What to work on:
Search the material below for the word "name". Copy every line that has it.

───── Working data ─────

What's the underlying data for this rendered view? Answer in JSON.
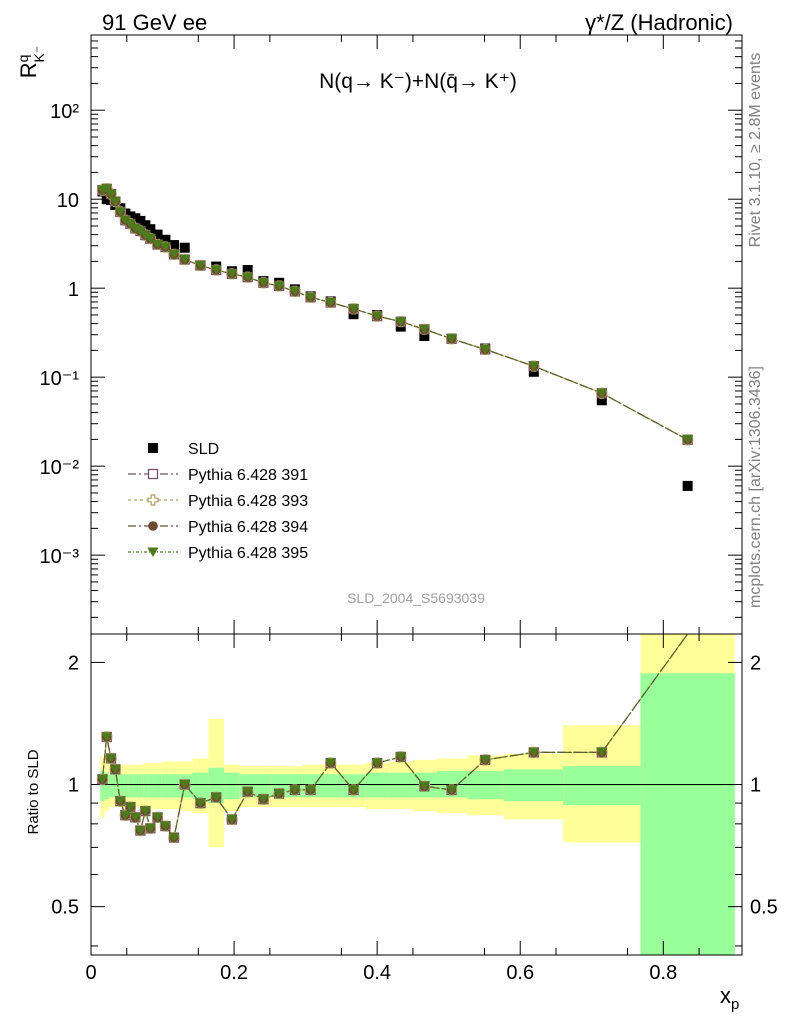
{
  "header": {
    "left": "91 GeV ee",
    "right": "γ*/Z (Hadronic)"
  },
  "side_labels": {
    "rivet": "Rivet 3.1.10, ≥ 2.8M events",
    "mcplots": "mcplots.cern.ch [arXiv:1306.3436]"
  },
  "watermark": "SLD_2004_S5693039",
  "colors": {
    "data": "#000000",
    "s391": "#7b4f62",
    "s393": "#a8a060",
    "s394": "#6e4a2e",
    "s395": "#4e7a1e",
    "band_inner": "#99ff99",
    "band_outer": "#ffff99"
  },
  "chart_data": [
    {
      "type": "scatter",
      "panel": "main",
      "title": "N(q→ K⁻)+N(q̄→ K⁺)",
      "xlabel": "xp",
      "ylabel": "R^q_K⁻",
      "xscale": "linear",
      "yscale": "log",
      "xlim": [
        0,
        0.91
      ],
      "ylim": [
        0.00013,
        700
      ],
      "y_tick_labels": [
        "10⁻³",
        "10⁻²",
        "10⁻¹",
        "1",
        "10",
        "10²"
      ],
      "legend_position": "middle-left",
      "x": [
        0.016,
        0.022,
        0.028,
        0.034,
        0.041,
        0.048,
        0.055,
        0.062,
        0.069,
        0.076,
        0.083,
        0.093,
        0.104,
        0.116,
        0.131,
        0.153,
        0.175,
        0.197,
        0.219,
        0.241,
        0.263,
        0.285,
        0.307,
        0.335,
        0.367,
        0.4,
        0.433,
        0.466,
        0.504,
        0.551,
        0.619,
        0.714,
        0.834
      ],
      "series": [
        {
          "name": "SLD",
          "marker": "square",
          "values": [
            12.2,
            10.0,
            9.8,
            8.6,
            7.9,
            6.9,
            6.4,
            6.1,
            5.7,
            5.1,
            4.6,
            4.0,
            3.5,
            3.05,
            2.85,
            1.8,
            1.75,
            1.55,
            1.6,
            1.2,
            1.15,
            0.97,
            0.81,
            0.71,
            0.51,
            0.5,
            0.37,
            0.29,
            0.27,
            0.21,
            0.115,
            0.055,
            0.006
          ]
        },
        {
          "name": "Pythia 6.428 391",
          "marker": "open-square",
          "values": [
            12.6,
            13.1,
            11.4,
            9.4,
            7.2,
            5.8,
            5.3,
            4.7,
            4.4,
            3.95,
            3.6,
            3.1,
            2.9,
            2.4,
            2.1,
            1.8,
            1.6,
            1.45,
            1.33,
            1.15,
            1.06,
            0.92,
            0.79,
            0.69,
            0.585,
            0.485,
            0.42,
            0.345,
            0.27,
            0.205,
            0.133,
            0.066,
            0.0198
          ]
        },
        {
          "name": "Pythia 6.428 393",
          "marker": "open-cross",
          "values": [
            12.6,
            13.1,
            11.4,
            9.4,
            7.2,
            5.8,
            5.3,
            4.7,
            4.4,
            3.95,
            3.6,
            3.1,
            2.9,
            2.4,
            2.1,
            1.8,
            1.6,
            1.45,
            1.33,
            1.15,
            1.06,
            0.92,
            0.79,
            0.69,
            0.585,
            0.485,
            0.42,
            0.345,
            0.27,
            0.205,
            0.133,
            0.066,
            0.0198
          ]
        },
        {
          "name": "Pythia 6.428 394",
          "marker": "circle",
          "values": [
            12.6,
            13.1,
            11.4,
            9.4,
            7.2,
            5.8,
            5.3,
            4.7,
            4.4,
            3.95,
            3.6,
            3.1,
            2.9,
            2.4,
            2.1,
            1.8,
            1.6,
            1.45,
            1.33,
            1.15,
            1.06,
            0.92,
            0.79,
            0.69,
            0.585,
            0.485,
            0.42,
            0.345,
            0.27,
            0.205,
            0.133,
            0.066,
            0.0198
          ]
        },
        {
          "name": "Pythia 6.428 395",
          "marker": "triangle-down",
          "values": [
            12.6,
            13.1,
            11.4,
            9.4,
            7.2,
            5.8,
            5.3,
            4.7,
            4.4,
            3.95,
            3.6,
            3.1,
            2.9,
            2.4,
            2.1,
            1.8,
            1.6,
            1.45,
            1.33,
            1.15,
            1.06,
            0.92,
            0.79,
            0.69,
            0.585,
            0.485,
            0.42,
            0.345,
            0.27,
            0.205,
            0.133,
            0.066,
            0.0198
          ]
        }
      ]
    },
    {
      "type": "line",
      "panel": "ratio",
      "xlabel": "xp",
      "ylabel": "Ratio to SLD",
      "xscale": "linear",
      "yscale": "log",
      "xlim": [
        0,
        0.91
      ],
      "ylim": [
        0.38,
        2.35
      ],
      "y_ticks": [
        0.5,
        1,
        2
      ],
      "y_tick_labels": [
        "0.5",
        "1",
        "2"
      ],
      "x_ticks": [
        0,
        0.2,
        0.4,
        0.6,
        0.8
      ],
      "x_tick_labels": [
        "0",
        "0.2",
        "0.4",
        "0.6",
        "0.8"
      ],
      "reference_line": 1,
      "x": [
        0.016,
        0.022,
        0.028,
        0.034,
        0.041,
        0.048,
        0.055,
        0.062,
        0.069,
        0.076,
        0.083,
        0.093,
        0.104,
        0.116,
        0.131,
        0.153,
        0.175,
        0.197,
        0.219,
        0.241,
        0.263,
        0.285,
        0.307,
        0.335,
        0.367,
        0.4,
        0.433,
        0.466,
        0.504,
        0.551,
        0.619,
        0.714,
        0.834
      ],
      "values": [
        1.03,
        1.31,
        1.16,
        1.09,
        0.91,
        0.84,
        0.88,
        0.83,
        0.77,
        0.86,
        0.78,
        0.83,
        0.79,
        0.74,
        1.0,
        0.9,
        0.93,
        0.82,
        0.96,
        0.92,
        0.95,
        0.97,
        0.97,
        1.13,
        0.97,
        1.13,
        1.17,
        0.99,
        0.97,
        1.15,
        1.2,
        1.2,
        3.3
      ],
      "bands": [
        {
          "x0": 0.013,
          "x1": 0.019,
          "inner": [
            0.91,
            1.08
          ],
          "outer": [
            0.83,
            1.17
          ]
        },
        {
          "x0": 0.019,
          "x1": 0.025,
          "inner": [
            0.92,
            1.07
          ],
          "outer": [
            0.86,
            1.14
          ]
        },
        {
          "x0": 0.025,
          "x1": 0.031,
          "inner": [
            0.93,
            1.06
          ],
          "outer": [
            0.88,
            1.12
          ]
        },
        {
          "x0": 0.031,
          "x1": 0.038,
          "inner": [
            0.93,
            1.06
          ],
          "outer": [
            0.88,
            1.12
          ]
        },
        {
          "x0": 0.038,
          "x1": 0.045,
          "inner": [
            0.93,
            1.06
          ],
          "outer": [
            0.88,
            1.12
          ]
        },
        {
          "x0": 0.045,
          "x1": 0.052,
          "inner": [
            0.93,
            1.06
          ],
          "outer": [
            0.88,
            1.12
          ]
        },
        {
          "x0": 0.052,
          "x1": 0.059,
          "inner": [
            0.93,
            1.06
          ],
          "outer": [
            0.88,
            1.12
          ]
        },
        {
          "x0": 0.059,
          "x1": 0.066,
          "inner": [
            0.93,
            1.06
          ],
          "outer": [
            0.88,
            1.12
          ]
        },
        {
          "x0": 0.066,
          "x1": 0.073,
          "inner": [
            0.93,
            1.06
          ],
          "outer": [
            0.88,
            1.12
          ]
        },
        {
          "x0": 0.073,
          "x1": 0.08,
          "inner": [
            0.93,
            1.06
          ],
          "outer": [
            0.87,
            1.13
          ]
        },
        {
          "x0": 0.08,
          "x1": 0.088,
          "inner": [
            0.93,
            1.06
          ],
          "outer": [
            0.87,
            1.13
          ]
        },
        {
          "x0": 0.088,
          "x1": 0.099,
          "inner": [
            0.93,
            1.06
          ],
          "outer": [
            0.87,
            1.13
          ]
        },
        {
          "x0": 0.099,
          "x1": 0.11,
          "inner": [
            0.93,
            1.06
          ],
          "outer": [
            0.87,
            1.14
          ]
        },
        {
          "x0": 0.11,
          "x1": 0.123,
          "inner": [
            0.93,
            1.06
          ],
          "outer": [
            0.87,
            1.14
          ]
        },
        {
          "x0": 0.123,
          "x1": 0.142,
          "inner": [
            0.93,
            1.06
          ],
          "outer": [
            0.86,
            1.14
          ]
        },
        {
          "x0": 0.142,
          "x1": 0.164,
          "inner": [
            0.92,
            1.07
          ],
          "outer": [
            0.85,
            1.16
          ]
        },
        {
          "x0": 0.164,
          "x1": 0.186,
          "inner": [
            0.9,
            1.1
          ],
          "outer": [
            0.7,
            1.45
          ]
        },
        {
          "x0": 0.186,
          "x1": 0.208,
          "inner": [
            0.92,
            1.07
          ],
          "outer": [
            0.86,
            1.12
          ]
        },
        {
          "x0": 0.208,
          "x1": 0.23,
          "inner": [
            0.93,
            1.06
          ],
          "outer": [
            0.88,
            1.11
          ]
        },
        {
          "x0": 0.23,
          "x1": 0.252,
          "inner": [
            0.93,
            1.06
          ],
          "outer": [
            0.88,
            1.11
          ]
        },
        {
          "x0": 0.252,
          "x1": 0.274,
          "inner": [
            0.93,
            1.06
          ],
          "outer": [
            0.88,
            1.11
          ]
        },
        {
          "x0": 0.274,
          "x1": 0.296,
          "inner": [
            0.93,
            1.06
          ],
          "outer": [
            0.88,
            1.11
          ]
        },
        {
          "x0": 0.296,
          "x1": 0.318,
          "inner": [
            0.93,
            1.06
          ],
          "outer": [
            0.88,
            1.12
          ]
        },
        {
          "x0": 0.318,
          "x1": 0.351,
          "inner": [
            0.93,
            1.06
          ],
          "outer": [
            0.88,
            1.12
          ]
        },
        {
          "x0": 0.351,
          "x1": 0.384,
          "inner": [
            0.93,
            1.06
          ],
          "outer": [
            0.88,
            1.12
          ]
        },
        {
          "x0": 0.384,
          "x1": 0.417,
          "inner": [
            0.93,
            1.07
          ],
          "outer": [
            0.87,
            1.13
          ]
        },
        {
          "x0": 0.417,
          "x1": 0.45,
          "inner": [
            0.93,
            1.07
          ],
          "outer": [
            0.87,
            1.14
          ]
        },
        {
          "x0": 0.45,
          "x1": 0.483,
          "inner": [
            0.93,
            1.07
          ],
          "outer": [
            0.86,
            1.15
          ]
        },
        {
          "x0": 0.483,
          "x1": 0.526,
          "inner": [
            0.93,
            1.08
          ],
          "outer": [
            0.85,
            1.16
          ]
        },
        {
          "x0": 0.526,
          "x1": 0.577,
          "inner": [
            0.92,
            1.08
          ],
          "outer": [
            0.84,
            1.18
          ]
        },
        {
          "x0": 0.577,
          "x1": 0.66,
          "inner": [
            0.91,
            1.09
          ],
          "outer": [
            0.82,
            1.19
          ]
        },
        {
          "x0": 0.66,
          "x1": 0.768,
          "inner": [
            0.89,
            1.11
          ],
          "outer": [
            0.72,
            1.4
          ]
        },
        {
          "x0": 0.768,
          "x1": 0.9,
          "inner": [
            0.2,
            1.88
          ],
          "outer": [
            0.2,
            3.3
          ]
        }
      ]
    }
  ]
}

─────

Correct result:
          "name": "SLD",
          "name": "Pythia 6.428 391",
          "name": "Pythia 6.428 393",
          "name": "Pythia 6.428 394",
          "name": "Pythia 6.428 395",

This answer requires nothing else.